Read through the data and report every line in which the word "this" occurs.

### INPUT MATERIAL

=======

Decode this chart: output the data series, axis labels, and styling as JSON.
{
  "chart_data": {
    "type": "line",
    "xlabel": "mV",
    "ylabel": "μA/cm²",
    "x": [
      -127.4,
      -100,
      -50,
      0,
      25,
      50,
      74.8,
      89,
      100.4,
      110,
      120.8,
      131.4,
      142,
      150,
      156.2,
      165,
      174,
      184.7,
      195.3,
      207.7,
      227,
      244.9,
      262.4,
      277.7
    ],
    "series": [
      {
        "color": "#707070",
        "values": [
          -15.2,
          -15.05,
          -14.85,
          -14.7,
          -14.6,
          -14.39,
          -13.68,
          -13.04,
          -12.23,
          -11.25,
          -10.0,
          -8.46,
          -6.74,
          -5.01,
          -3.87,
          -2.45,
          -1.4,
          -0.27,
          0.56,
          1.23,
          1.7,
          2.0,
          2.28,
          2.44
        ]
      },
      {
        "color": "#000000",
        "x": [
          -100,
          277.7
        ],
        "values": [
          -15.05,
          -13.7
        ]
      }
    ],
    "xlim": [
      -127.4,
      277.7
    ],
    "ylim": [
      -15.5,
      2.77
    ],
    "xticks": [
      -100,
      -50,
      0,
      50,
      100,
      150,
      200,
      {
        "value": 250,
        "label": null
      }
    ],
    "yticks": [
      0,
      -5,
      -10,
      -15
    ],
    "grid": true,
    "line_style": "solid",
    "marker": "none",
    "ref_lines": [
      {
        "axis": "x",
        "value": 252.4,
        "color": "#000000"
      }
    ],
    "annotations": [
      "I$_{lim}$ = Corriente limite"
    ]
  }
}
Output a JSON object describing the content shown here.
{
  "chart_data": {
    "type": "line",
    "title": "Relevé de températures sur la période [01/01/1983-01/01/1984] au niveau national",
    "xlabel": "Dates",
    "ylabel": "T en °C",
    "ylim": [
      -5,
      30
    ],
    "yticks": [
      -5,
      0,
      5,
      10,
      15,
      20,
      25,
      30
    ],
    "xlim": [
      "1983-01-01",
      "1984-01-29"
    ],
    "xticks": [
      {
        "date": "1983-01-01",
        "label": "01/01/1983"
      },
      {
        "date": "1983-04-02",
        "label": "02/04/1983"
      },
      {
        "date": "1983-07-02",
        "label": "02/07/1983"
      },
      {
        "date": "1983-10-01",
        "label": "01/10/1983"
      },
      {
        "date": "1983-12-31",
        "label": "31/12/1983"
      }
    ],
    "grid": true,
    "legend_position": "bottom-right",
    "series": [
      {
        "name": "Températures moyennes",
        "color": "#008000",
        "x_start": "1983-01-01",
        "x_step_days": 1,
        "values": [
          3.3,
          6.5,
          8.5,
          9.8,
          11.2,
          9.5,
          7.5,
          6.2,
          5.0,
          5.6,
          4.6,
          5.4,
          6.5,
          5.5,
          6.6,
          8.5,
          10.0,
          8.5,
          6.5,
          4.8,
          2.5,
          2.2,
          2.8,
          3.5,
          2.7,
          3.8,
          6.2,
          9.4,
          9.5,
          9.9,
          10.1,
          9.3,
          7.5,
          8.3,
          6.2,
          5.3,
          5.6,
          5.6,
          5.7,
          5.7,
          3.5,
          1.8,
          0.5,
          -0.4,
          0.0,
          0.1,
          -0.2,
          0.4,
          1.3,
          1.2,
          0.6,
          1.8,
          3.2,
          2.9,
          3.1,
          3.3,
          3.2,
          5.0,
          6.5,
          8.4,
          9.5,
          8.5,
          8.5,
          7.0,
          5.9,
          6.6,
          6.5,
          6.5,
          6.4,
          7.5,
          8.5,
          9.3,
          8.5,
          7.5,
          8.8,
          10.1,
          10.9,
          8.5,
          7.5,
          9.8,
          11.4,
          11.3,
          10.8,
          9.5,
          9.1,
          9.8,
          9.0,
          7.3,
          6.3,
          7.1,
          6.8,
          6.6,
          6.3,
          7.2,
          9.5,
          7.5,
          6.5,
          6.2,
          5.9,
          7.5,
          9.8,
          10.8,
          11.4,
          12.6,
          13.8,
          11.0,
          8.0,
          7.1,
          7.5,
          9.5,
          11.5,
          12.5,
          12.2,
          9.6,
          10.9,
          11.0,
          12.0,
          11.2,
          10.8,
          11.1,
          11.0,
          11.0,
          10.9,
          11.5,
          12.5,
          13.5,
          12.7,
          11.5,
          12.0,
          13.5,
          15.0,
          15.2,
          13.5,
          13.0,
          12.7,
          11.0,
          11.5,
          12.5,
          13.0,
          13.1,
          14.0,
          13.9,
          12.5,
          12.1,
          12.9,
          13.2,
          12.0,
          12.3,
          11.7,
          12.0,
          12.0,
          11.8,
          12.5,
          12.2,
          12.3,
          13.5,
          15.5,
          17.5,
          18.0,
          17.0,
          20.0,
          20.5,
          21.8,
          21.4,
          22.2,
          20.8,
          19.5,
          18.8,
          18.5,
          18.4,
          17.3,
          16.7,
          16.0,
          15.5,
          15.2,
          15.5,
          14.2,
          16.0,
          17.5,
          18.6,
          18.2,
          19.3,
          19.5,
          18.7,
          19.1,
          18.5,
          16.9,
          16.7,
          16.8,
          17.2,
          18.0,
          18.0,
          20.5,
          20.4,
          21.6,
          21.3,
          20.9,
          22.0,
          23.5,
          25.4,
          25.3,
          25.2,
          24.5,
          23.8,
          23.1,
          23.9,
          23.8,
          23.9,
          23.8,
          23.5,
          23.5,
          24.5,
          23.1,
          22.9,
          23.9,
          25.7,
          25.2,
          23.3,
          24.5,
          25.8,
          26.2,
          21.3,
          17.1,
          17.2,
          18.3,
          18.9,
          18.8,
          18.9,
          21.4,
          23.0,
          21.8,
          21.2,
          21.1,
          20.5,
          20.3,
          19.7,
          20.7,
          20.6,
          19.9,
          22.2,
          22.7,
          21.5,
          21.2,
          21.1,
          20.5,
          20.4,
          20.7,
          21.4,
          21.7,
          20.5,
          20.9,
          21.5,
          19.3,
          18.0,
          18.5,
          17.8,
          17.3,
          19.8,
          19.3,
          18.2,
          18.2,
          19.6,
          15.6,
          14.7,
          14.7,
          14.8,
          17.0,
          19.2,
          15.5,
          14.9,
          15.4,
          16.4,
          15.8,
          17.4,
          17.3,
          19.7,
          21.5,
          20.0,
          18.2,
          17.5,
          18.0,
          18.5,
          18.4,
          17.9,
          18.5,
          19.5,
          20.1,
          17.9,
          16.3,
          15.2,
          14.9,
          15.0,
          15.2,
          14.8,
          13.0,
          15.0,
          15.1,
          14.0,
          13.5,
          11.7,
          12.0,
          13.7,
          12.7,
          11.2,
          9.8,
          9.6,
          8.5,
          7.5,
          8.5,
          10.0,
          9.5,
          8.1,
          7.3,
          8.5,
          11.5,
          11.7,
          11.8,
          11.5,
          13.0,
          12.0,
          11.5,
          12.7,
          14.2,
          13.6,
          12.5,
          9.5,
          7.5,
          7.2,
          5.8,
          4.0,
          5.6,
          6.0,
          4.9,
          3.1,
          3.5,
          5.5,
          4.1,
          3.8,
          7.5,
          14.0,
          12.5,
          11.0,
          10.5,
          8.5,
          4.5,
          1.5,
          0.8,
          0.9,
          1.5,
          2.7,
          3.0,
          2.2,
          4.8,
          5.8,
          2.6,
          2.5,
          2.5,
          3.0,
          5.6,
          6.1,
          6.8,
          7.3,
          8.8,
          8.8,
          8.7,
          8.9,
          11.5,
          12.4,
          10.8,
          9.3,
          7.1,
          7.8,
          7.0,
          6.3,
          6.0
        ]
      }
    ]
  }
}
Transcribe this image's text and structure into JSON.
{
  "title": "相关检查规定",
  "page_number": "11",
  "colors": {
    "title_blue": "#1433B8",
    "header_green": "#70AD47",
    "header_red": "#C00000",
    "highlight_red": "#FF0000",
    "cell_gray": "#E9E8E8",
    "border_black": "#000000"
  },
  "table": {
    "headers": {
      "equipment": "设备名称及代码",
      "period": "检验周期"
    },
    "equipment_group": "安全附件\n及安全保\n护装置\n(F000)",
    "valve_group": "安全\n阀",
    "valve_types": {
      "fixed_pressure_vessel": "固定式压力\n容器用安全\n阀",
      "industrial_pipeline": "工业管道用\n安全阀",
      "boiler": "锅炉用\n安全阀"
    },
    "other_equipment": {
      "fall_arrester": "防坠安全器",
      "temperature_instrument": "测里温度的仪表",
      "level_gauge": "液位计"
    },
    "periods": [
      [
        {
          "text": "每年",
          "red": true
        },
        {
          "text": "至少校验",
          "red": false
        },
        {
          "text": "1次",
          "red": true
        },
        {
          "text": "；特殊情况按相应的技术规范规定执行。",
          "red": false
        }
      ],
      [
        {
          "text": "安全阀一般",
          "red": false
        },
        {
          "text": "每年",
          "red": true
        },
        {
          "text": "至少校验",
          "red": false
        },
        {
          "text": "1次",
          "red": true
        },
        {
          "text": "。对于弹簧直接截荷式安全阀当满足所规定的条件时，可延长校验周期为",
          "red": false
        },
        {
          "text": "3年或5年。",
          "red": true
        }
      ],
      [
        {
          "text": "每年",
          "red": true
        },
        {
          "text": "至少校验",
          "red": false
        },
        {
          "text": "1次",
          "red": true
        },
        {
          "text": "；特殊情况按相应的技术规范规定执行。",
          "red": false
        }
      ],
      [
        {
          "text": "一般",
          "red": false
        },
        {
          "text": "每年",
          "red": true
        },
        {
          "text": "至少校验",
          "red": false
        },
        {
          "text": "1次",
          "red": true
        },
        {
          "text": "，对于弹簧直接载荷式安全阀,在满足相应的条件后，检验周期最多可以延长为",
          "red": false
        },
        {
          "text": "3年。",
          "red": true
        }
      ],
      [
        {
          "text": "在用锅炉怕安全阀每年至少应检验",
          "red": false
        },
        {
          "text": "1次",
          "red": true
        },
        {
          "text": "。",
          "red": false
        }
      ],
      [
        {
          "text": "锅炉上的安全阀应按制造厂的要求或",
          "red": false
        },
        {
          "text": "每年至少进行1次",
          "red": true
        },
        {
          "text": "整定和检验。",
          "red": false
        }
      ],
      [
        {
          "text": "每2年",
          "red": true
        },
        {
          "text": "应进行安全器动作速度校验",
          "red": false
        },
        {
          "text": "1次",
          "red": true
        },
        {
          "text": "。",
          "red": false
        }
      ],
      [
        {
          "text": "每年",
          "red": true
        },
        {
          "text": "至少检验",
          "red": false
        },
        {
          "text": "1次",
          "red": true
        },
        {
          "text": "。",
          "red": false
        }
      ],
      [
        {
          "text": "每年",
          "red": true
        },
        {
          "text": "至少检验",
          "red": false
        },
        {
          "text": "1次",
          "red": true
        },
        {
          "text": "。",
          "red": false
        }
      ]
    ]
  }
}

=======

### RESULT
Decode this chart: output the data series, axis labels, and styling as JSON.
Transcribe this image's text and structure into JSON.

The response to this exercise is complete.